Short problem — In the data below, locate each line with the word "inspector" and list it.

[Extracted records]

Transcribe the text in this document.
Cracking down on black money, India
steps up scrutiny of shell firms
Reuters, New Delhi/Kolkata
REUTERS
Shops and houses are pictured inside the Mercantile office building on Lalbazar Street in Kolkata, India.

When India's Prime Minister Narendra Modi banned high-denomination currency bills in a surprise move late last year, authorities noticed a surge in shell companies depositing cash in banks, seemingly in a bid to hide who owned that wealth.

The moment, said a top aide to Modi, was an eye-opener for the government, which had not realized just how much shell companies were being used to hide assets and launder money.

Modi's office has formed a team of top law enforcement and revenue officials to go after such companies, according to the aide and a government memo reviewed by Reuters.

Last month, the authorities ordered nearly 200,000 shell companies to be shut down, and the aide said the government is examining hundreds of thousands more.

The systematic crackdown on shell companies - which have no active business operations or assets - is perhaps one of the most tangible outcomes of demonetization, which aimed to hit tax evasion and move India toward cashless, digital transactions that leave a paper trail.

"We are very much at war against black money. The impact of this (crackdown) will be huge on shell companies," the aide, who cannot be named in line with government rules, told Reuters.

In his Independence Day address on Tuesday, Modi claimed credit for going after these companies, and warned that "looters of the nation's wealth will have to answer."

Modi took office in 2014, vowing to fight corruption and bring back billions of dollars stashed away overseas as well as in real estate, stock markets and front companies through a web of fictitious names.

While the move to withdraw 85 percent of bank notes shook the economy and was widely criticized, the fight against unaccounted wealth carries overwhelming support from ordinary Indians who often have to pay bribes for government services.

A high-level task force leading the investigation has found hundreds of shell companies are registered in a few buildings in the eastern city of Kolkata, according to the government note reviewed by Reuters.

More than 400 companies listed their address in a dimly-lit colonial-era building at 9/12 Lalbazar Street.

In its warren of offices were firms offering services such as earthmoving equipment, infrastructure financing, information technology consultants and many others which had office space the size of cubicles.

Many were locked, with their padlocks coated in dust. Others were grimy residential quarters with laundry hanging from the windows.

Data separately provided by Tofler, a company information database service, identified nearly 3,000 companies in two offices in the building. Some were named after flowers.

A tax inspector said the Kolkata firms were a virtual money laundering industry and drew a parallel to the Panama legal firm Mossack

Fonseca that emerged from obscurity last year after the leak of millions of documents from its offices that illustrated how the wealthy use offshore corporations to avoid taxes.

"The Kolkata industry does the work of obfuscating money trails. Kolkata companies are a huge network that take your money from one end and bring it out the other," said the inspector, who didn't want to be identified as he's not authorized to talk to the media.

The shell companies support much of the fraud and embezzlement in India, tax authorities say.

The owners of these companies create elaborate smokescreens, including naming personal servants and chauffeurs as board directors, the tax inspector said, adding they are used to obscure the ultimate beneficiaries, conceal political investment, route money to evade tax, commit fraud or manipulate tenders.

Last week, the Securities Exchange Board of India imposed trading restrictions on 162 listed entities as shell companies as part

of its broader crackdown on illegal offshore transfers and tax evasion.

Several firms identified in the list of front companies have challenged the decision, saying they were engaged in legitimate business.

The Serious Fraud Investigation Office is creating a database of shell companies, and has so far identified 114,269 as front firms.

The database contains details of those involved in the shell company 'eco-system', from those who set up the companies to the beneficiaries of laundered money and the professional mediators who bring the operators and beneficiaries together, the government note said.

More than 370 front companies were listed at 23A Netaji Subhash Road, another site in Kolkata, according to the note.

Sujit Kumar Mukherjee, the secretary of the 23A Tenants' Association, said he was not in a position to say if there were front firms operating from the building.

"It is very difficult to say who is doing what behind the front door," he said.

==

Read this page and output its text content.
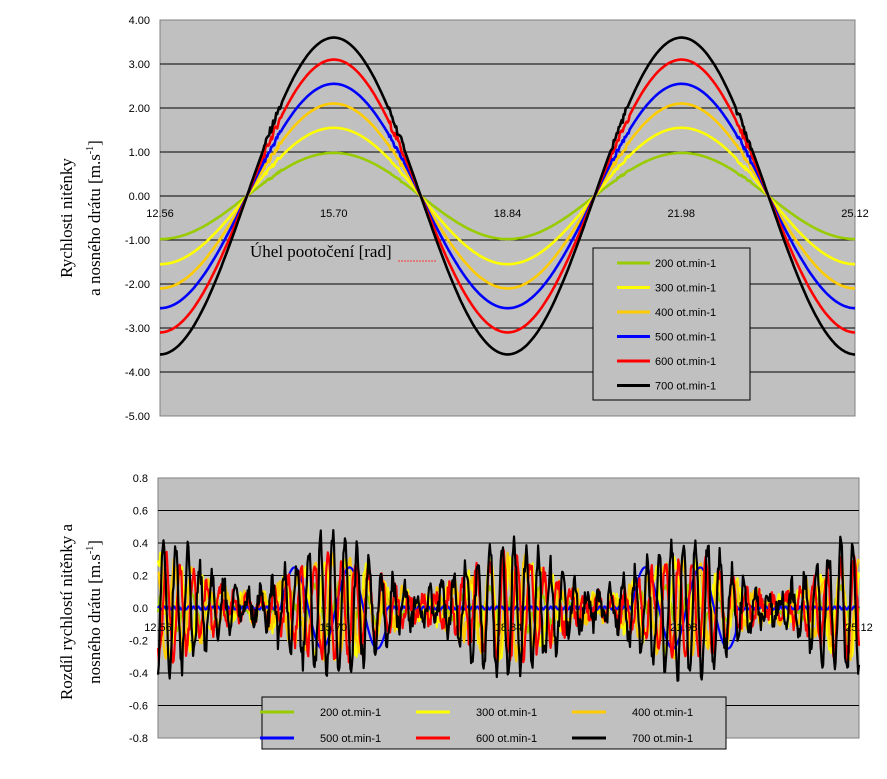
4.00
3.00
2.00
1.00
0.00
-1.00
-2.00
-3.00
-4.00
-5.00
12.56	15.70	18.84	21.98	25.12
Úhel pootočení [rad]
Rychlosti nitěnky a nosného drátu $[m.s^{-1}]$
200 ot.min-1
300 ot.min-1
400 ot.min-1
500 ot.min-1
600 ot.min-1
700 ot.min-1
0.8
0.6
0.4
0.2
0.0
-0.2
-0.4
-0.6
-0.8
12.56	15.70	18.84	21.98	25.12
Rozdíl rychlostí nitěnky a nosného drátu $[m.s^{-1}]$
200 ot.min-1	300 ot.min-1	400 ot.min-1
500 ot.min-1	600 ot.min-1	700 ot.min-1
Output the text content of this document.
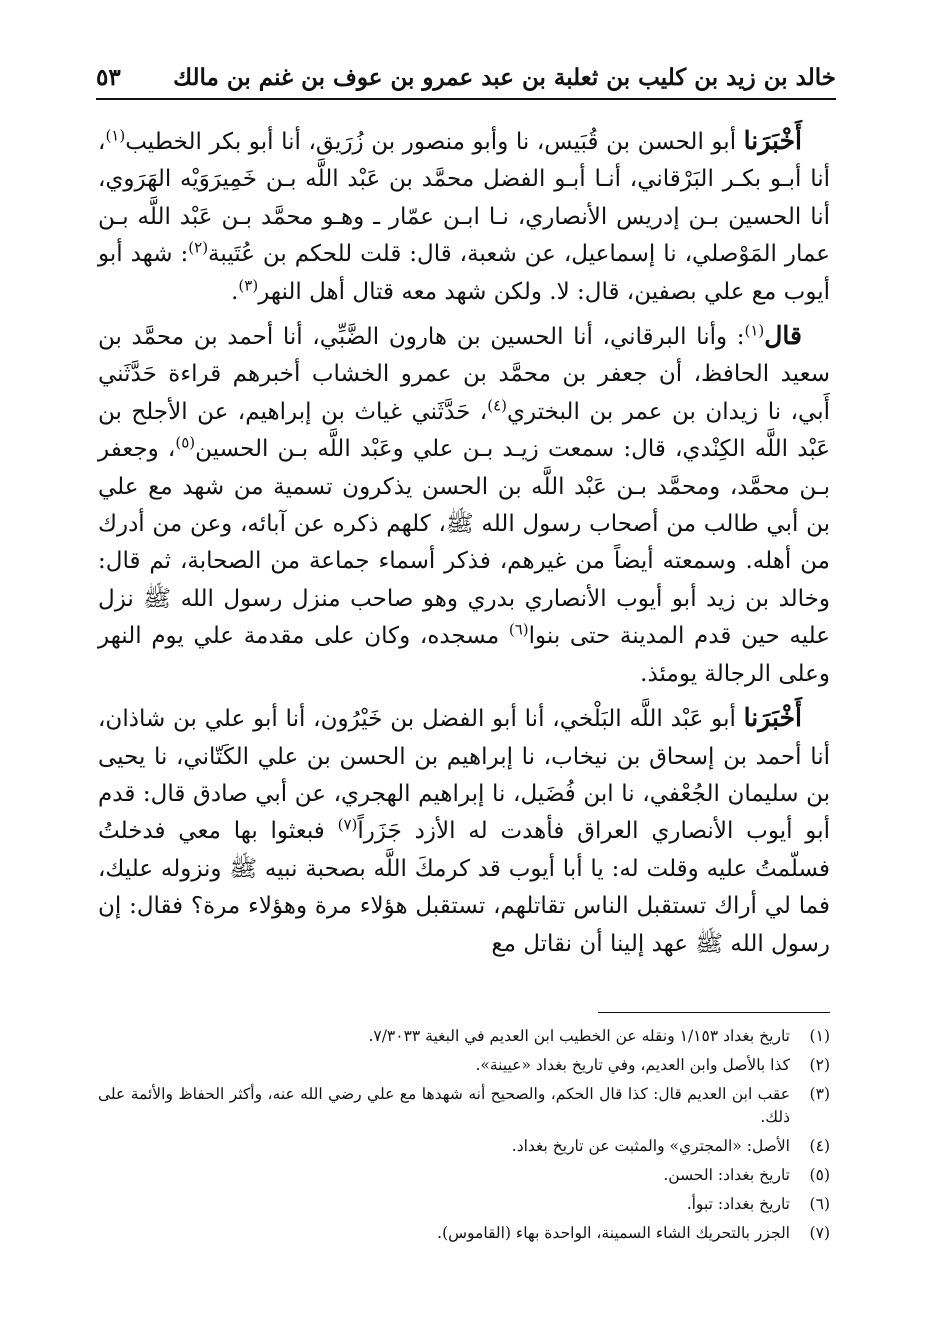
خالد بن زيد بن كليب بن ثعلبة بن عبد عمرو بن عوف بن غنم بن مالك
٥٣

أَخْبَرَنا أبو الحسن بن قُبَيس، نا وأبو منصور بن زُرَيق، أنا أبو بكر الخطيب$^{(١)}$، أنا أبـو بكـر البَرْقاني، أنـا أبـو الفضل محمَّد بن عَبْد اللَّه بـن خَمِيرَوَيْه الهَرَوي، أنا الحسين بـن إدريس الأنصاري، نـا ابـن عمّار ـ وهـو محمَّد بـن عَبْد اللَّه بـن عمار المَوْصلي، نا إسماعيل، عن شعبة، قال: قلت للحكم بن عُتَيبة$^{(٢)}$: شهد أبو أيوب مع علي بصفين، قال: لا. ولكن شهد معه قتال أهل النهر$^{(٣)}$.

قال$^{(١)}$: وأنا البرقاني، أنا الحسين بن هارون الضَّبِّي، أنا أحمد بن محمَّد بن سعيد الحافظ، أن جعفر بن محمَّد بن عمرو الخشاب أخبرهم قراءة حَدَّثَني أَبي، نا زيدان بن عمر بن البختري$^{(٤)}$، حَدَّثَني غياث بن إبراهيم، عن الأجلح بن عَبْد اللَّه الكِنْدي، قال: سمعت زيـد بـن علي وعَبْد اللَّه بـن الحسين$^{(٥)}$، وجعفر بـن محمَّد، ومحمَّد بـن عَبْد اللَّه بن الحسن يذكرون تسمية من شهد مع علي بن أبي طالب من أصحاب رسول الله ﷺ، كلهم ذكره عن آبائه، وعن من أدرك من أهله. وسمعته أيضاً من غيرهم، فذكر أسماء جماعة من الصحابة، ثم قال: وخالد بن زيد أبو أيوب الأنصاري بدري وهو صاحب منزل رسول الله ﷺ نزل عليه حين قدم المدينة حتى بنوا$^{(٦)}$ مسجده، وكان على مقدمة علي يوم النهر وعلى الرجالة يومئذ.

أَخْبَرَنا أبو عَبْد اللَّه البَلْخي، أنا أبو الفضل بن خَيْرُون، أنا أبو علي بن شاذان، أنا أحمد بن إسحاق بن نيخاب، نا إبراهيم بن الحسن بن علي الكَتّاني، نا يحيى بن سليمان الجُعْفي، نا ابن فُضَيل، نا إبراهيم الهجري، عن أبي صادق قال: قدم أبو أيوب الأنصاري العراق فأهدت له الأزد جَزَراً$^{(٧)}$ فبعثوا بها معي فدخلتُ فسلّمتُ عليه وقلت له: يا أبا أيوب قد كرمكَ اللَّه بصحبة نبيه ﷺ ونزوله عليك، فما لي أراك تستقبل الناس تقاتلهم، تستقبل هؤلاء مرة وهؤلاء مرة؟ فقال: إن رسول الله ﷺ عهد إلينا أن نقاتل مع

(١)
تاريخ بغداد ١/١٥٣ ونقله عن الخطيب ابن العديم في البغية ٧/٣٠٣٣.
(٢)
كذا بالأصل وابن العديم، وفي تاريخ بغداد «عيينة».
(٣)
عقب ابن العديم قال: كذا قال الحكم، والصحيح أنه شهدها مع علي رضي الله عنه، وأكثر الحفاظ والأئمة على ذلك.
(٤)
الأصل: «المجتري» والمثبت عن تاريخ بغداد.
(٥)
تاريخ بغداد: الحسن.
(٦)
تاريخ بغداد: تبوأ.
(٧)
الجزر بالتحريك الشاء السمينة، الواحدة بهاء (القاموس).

Written reply —
A tax inspector said the Kolkata firms were a virtual money laundering industry and drew a parallel to the Panama legal firm Mossack
"The Kolkata industry does the work of obfuscating money trails. Kolkata companies are a huge network that take your money from one end and bring it out the other," said the inspector, who didn't want to be identified as he's not authorized to talk to the media.
The owners of these companies create elaborate smokescreens, including naming personal servants and chauffeurs as board directors, the tax inspector said, adding they are used to obscure the ultimate beneficiaries, conceal political investment, route money to evade tax, commit fraud or manipulate tenders.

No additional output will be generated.